*What needs to be done*:
Where a line in the listing contains the string "Instructions", copy that line out.

-- Begin Given records --

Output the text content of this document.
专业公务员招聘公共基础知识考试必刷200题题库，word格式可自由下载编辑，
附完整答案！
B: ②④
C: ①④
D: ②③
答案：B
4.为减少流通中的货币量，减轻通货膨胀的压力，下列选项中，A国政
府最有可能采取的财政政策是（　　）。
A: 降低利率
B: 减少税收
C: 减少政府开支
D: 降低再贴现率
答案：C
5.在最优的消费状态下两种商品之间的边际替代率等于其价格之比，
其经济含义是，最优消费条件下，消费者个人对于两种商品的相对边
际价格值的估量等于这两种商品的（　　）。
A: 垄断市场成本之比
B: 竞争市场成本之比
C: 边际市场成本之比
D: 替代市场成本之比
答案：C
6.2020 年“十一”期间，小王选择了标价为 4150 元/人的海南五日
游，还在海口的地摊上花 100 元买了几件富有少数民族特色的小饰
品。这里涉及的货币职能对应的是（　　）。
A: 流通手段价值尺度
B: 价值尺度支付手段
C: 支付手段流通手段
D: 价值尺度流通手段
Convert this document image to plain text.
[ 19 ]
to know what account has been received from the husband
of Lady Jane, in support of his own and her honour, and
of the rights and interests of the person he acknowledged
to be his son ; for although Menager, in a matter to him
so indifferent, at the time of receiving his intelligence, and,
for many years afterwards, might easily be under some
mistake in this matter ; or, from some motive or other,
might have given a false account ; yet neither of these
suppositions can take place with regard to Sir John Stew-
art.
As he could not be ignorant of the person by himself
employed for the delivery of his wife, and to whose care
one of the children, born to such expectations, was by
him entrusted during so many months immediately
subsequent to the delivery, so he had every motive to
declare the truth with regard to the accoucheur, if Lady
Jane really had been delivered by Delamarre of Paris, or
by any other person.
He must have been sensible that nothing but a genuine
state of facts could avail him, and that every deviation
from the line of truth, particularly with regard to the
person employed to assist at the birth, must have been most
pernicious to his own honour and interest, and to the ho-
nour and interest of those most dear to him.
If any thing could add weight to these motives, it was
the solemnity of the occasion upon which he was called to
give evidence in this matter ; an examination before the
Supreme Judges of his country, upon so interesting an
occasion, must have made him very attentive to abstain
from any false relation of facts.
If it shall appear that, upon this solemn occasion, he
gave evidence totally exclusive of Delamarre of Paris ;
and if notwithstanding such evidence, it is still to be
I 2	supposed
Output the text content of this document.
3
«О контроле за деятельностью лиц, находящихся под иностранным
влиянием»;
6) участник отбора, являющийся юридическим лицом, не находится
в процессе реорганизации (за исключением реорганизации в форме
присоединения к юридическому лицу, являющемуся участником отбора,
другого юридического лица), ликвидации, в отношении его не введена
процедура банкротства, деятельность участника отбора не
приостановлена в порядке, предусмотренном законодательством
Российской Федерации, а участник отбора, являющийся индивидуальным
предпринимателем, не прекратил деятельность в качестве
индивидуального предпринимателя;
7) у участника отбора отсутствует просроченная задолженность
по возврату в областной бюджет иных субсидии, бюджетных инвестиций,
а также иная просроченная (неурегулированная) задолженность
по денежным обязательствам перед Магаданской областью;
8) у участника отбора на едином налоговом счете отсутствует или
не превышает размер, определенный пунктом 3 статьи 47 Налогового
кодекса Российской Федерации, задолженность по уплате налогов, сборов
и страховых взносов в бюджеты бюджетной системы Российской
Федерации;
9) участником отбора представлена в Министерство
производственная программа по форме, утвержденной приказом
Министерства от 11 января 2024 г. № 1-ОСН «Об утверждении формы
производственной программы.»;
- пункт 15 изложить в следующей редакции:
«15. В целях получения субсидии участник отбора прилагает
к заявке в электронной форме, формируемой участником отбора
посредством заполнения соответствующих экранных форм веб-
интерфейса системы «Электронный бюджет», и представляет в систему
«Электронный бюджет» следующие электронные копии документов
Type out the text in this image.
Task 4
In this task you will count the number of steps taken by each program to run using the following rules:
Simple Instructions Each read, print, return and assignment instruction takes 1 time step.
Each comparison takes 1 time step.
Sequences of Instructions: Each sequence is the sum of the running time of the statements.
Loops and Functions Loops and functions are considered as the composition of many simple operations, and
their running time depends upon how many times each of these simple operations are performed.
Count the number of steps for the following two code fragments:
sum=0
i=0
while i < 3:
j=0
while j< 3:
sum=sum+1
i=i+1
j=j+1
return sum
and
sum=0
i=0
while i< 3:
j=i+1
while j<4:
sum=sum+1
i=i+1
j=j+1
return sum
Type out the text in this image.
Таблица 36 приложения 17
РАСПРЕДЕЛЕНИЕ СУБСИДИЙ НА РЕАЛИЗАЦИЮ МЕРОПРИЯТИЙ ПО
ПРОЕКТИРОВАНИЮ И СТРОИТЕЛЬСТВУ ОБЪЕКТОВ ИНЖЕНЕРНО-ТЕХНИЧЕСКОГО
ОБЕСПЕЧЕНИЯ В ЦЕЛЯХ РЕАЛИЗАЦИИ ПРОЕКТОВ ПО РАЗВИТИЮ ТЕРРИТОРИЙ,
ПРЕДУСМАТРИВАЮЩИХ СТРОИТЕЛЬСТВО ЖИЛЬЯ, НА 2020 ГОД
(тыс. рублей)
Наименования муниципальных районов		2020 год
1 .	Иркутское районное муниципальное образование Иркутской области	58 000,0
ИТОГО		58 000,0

-- End Given records --

*Solution to this task*:
Simple Instructions Each read, print, return and assignment instruction takes 1 time step.
Sequences of Instructions: Each sequence is the sum of the running time of the statements.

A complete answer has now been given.